[Stored records]
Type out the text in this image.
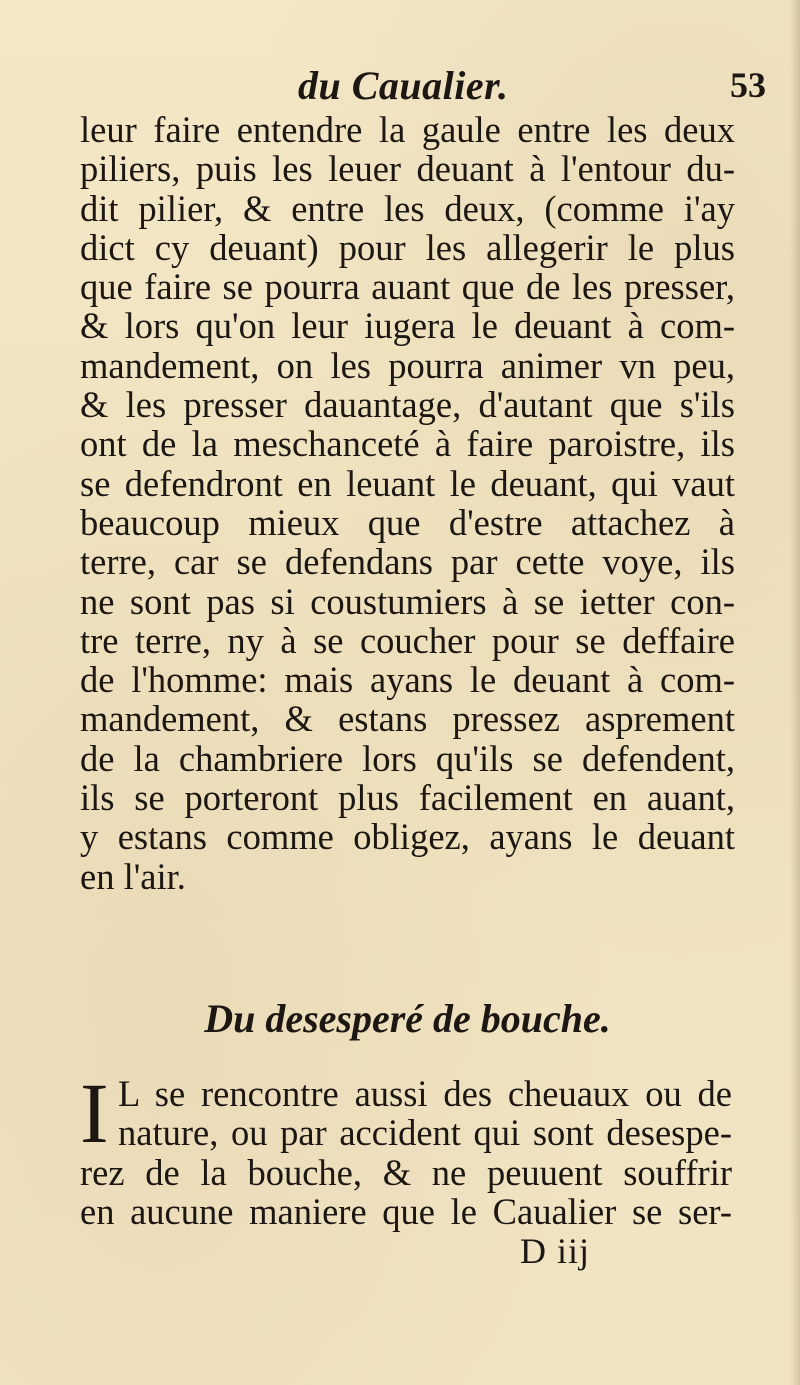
du Caualier.	53
leur faire entendre la gaule entre les deux
piliers, puis les leuer deuant à l'entour du-
dit pilier, & entre les deux, (comme i'ay
dict cy deuant) pour les allegerir le plus
que faire se pourra auant que de les presser,
& lors qu'on leur iugera le deuant à com-
mandement, on les pourra animer vn peu,
& les presser dauantage, d'autant que s'ils
ont de la meschanceté à faire paroistre, ils
se defendront en leuant le deuant, qui vaut
beaucoup mieux que d'estre attachez à
terre, car se defendans par cette voye, ils
ne sont pas si coustumiers à se ietter con-
tre terre, ny à se coucher pour se deffaire
de l'homme: mais ayans le deuant à com-
mandement, & estans pressez asprement
de la chambriere lors qu'ils se defendent,
ils se porteront plus facilement en auant,
y estans comme obligez, ayans le deuant
en l'air.
Du desesperé de bouche.
I L se rencontre aussi des cheuaux ou de
nature, ou par accident qui sont desespe-
rez de la bouche, & ne peuuent souffrir
en aucune maniere que le Caualier se ser-
D iij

**Written problem**
Copy out each line in the preceding records that contains "plus".

**Completed task**
dict cy deuant) pour les allegerir le plus
ils se porteront plus facilement en auant,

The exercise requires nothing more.